| SHORT PROBLEM |
Can you rewrite the records starting at the line that contains "UI element localization: list" and ending at the line that contains "hour-tick-label: 11: [216, 170, 225, 179]", with every "event-duration" changed to "event-length" and nothing else altered?

[Source records]

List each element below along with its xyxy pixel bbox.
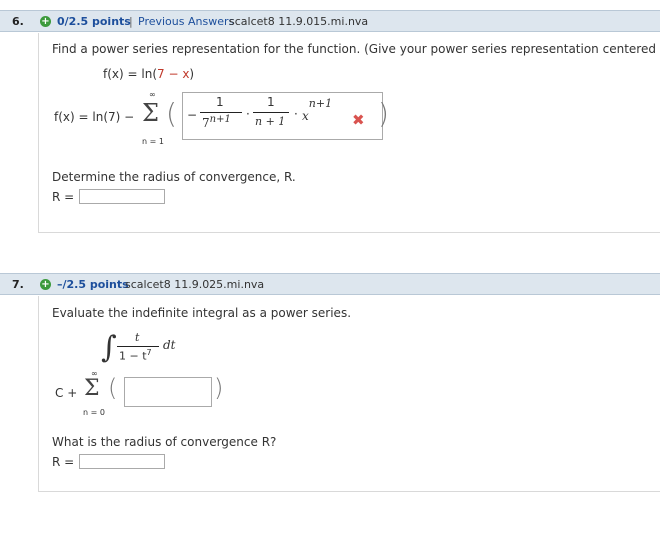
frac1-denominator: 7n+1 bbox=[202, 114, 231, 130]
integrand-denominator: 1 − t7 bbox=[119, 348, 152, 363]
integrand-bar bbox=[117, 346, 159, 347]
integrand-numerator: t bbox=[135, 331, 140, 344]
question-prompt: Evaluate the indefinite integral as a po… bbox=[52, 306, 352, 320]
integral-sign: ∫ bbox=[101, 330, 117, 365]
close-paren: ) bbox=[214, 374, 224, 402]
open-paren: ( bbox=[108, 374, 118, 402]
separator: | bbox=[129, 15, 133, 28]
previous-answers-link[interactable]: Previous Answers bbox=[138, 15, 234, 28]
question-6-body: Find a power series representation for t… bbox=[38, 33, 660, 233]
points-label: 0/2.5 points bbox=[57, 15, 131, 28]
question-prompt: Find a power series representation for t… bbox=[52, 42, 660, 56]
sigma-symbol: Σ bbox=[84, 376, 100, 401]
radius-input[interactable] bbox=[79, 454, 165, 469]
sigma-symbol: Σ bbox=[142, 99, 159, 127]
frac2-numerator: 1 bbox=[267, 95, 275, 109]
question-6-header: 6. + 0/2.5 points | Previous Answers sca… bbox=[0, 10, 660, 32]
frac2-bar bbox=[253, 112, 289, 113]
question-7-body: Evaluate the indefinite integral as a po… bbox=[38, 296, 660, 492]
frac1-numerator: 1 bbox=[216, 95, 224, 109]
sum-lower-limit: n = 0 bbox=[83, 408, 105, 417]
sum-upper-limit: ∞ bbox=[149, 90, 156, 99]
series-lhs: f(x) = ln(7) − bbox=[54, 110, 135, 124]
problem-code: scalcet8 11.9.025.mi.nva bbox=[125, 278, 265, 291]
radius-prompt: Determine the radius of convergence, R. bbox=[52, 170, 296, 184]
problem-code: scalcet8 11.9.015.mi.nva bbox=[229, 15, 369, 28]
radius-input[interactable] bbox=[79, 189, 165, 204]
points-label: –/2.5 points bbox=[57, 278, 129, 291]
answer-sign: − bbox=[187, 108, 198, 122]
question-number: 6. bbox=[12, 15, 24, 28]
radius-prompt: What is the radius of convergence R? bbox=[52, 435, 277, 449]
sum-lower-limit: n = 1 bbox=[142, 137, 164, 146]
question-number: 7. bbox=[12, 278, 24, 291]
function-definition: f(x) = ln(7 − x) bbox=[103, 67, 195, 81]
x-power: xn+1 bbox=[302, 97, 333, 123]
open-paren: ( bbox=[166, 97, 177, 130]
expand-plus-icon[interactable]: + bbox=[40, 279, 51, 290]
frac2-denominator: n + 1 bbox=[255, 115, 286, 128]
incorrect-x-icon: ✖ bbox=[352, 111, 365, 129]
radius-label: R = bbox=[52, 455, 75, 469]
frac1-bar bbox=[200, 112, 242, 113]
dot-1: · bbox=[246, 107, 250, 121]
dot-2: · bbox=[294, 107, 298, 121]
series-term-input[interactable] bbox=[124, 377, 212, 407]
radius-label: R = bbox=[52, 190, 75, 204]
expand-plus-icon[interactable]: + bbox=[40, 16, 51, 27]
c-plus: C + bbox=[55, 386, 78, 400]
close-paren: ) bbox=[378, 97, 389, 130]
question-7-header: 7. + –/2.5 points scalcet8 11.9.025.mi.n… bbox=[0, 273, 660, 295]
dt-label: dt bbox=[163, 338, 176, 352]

--

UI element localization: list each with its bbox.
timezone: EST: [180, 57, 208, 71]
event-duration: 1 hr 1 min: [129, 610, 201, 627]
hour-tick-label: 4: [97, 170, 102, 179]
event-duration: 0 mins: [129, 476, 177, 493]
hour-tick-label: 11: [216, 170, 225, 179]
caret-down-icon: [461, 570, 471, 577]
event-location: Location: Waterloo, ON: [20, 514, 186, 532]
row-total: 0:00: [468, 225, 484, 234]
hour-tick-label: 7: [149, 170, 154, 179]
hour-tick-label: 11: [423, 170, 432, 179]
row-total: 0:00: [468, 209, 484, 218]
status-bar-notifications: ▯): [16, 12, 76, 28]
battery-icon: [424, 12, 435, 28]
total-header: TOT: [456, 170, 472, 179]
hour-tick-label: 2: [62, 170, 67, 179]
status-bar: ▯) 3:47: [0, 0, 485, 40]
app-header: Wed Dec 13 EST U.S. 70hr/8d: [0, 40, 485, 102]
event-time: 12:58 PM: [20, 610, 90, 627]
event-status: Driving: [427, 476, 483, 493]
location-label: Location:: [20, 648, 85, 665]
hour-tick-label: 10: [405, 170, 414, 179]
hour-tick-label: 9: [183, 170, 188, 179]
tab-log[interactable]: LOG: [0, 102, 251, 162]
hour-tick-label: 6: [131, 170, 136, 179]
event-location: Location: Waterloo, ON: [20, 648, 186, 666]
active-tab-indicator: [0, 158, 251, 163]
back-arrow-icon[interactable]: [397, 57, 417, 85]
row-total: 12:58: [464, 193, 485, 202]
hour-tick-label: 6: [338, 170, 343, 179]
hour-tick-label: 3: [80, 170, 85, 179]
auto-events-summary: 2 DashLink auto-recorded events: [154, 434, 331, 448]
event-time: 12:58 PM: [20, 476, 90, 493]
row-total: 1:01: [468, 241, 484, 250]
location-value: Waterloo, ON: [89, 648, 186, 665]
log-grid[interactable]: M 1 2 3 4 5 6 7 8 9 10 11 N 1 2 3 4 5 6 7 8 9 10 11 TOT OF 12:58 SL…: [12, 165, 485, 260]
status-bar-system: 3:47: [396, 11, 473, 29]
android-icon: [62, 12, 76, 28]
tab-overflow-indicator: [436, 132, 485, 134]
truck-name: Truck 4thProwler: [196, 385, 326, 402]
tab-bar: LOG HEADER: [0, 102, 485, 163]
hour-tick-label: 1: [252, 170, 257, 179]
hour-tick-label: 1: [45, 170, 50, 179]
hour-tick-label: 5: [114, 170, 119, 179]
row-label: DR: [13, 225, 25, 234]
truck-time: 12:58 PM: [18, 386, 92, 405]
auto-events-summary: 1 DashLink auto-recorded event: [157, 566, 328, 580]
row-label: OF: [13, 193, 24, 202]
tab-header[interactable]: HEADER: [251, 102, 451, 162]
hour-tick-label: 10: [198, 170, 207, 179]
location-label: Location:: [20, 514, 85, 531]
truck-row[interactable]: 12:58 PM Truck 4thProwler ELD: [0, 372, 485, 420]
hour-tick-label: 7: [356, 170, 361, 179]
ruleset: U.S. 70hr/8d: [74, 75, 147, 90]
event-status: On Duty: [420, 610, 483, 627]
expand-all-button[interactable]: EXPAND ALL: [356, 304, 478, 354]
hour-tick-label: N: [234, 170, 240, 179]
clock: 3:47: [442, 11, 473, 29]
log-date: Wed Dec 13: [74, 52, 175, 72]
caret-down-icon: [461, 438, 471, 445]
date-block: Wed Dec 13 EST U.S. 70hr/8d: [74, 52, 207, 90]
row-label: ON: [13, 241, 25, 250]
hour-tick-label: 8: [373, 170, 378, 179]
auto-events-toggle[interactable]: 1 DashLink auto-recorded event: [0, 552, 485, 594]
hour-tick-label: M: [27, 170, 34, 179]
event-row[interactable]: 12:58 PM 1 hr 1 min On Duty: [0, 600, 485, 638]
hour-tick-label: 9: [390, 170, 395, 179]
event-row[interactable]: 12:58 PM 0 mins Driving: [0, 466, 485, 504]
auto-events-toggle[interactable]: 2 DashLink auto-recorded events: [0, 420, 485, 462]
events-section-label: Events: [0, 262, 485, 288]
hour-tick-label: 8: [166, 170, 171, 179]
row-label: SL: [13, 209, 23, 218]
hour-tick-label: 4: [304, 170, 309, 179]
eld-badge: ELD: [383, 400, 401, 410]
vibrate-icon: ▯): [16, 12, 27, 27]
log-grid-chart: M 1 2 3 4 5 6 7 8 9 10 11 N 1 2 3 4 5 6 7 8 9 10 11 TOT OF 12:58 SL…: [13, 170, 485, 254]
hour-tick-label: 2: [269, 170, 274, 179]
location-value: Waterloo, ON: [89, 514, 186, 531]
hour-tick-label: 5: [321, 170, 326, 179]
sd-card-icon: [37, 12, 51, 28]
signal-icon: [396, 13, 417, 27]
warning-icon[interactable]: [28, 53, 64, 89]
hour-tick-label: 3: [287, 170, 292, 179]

---

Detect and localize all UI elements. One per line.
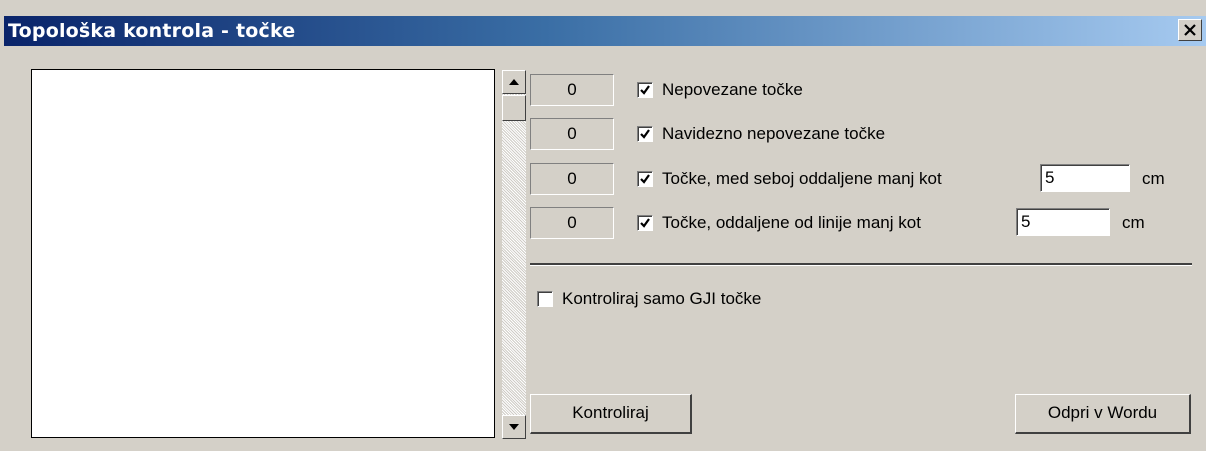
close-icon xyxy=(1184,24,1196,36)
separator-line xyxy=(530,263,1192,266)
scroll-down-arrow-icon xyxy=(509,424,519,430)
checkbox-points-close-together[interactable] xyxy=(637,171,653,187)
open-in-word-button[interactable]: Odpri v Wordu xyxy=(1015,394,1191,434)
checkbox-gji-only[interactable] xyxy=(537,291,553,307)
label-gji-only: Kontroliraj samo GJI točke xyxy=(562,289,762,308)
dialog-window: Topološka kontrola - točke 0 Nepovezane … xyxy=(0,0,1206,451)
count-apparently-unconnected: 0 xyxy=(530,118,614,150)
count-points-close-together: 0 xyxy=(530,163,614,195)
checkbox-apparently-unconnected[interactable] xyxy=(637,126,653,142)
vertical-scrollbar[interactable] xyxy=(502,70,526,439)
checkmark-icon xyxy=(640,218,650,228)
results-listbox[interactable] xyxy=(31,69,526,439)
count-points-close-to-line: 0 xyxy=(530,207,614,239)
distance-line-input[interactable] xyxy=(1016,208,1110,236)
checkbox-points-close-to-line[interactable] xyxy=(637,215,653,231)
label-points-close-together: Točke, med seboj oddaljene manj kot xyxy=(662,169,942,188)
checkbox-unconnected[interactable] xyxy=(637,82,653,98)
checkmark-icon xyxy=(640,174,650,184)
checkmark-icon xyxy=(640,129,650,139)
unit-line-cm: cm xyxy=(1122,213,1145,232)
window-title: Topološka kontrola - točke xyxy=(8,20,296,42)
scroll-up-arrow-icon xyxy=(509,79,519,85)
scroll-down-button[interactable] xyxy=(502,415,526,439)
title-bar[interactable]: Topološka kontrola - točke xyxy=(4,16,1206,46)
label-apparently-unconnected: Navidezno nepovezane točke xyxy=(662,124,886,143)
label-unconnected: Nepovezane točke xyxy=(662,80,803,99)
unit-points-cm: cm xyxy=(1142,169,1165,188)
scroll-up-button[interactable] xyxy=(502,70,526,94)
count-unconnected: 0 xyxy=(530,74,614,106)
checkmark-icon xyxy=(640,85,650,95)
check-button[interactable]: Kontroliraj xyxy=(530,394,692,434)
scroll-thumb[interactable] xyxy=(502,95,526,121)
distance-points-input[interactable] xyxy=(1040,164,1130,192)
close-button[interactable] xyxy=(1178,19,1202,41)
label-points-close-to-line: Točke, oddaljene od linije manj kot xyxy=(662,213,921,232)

| FINISHED ANSWER |
UI element localization: list each with its bbox.
timezone: EST: [180, 57, 208, 71]
event-length: 1 hr 1 min: [129, 610, 201, 627]
hour-tick-label: 4: [97, 170, 102, 179]
event-length: 0 mins: [129, 476, 177, 493]
hour-tick-label: 11: [216, 170, 225, 179]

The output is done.